> _GIVEN PROBLEM_
It is required that all of the data be written out exactly.

> _EXTRACTED MATERIAL_
-- begin --

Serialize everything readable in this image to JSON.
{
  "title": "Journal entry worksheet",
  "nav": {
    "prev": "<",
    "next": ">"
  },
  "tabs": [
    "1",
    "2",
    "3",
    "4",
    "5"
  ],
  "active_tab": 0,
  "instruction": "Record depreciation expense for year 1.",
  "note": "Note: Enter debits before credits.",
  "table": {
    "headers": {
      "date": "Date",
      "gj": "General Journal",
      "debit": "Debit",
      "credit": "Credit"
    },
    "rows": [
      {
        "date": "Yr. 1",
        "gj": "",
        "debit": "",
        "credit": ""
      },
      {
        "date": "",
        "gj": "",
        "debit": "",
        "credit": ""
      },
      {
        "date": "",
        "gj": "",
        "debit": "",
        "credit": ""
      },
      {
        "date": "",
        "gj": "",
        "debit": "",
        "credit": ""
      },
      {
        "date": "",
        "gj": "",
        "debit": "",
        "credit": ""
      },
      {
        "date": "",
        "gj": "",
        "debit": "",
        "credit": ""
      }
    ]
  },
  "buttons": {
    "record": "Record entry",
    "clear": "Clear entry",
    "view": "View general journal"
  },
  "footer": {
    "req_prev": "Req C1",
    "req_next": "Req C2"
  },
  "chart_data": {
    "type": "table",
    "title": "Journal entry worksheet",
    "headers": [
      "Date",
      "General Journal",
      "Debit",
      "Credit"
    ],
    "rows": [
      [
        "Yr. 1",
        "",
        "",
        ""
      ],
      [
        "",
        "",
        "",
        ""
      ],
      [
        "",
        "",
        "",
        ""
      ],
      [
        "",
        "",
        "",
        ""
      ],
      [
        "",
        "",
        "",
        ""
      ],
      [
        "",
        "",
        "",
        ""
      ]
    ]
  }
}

-- end --

> _RESULT OF THE TASK_
Serialize everything readable in this image to JSON.
{
  "title": "Journal entry worksheet",
  "nav": {
    "prev": "<",
    "next": ">"
  },
  "tabs": [
    "1",
    "2",
    "3",
    "4",
    "5"
  ],
  "active_tab": 0,
  "instruction": "Record depreciation expense for year 1.",
  "note": "Note: Enter debits before credits.",
  "table": {
    "headers": {
      "date": "Date",
      "gj": "General Journal",
      "debit": "Debit",
      "credit": "Credit"
    },
    "rows": [
      {
        "date": "Yr. 1",
        "gj": "",
        "debit": "",
        "credit": ""
      },
      {
        "date": "",
        "gj": "",
        "debit": "",
        "credit": ""
      },
      {
        "date": "",
        "gj": "",
        "debit": "",
        "credit": ""
      },
      {
        "date": "",
        "gj": "",
        "debit": "",
        "credit": ""
      },
      {
        "date": "",
        "gj": "",
        "debit": "",
        "credit": ""
      },
      {
        "date": "",
        "gj": "",
        "debit": "",
        "credit": ""
      }
    ]
  },
  "buttons": {
    "record": "Record entry",
    "clear": "Clear entry",
    "view": "View general journal"
  },
  "footer": {
    "req_prev": "Req C1",
    "req_next": "Req C2"
  },
  "chart_data": {
    "type": "table",
    "title": "Journal entry worksheet",
    "headers": [
      "Date",
      "General Journal",
      "Debit",
      "Credit"
    ],
    "rows": [
      [
        "Yr. 1",
        "",
        "",
        ""
      ],
      [
        "",
        "",
        "",
        ""
      ],
      [
        "",
        "",
        "",
        ""
      ],
      [
        "",
        "",
        "",
        ""
      ],
      [
        "",
        "",
        "",
        ""
      ],
      [
        "",
        "",
        "",
        ""
      ]
    ]
  }
}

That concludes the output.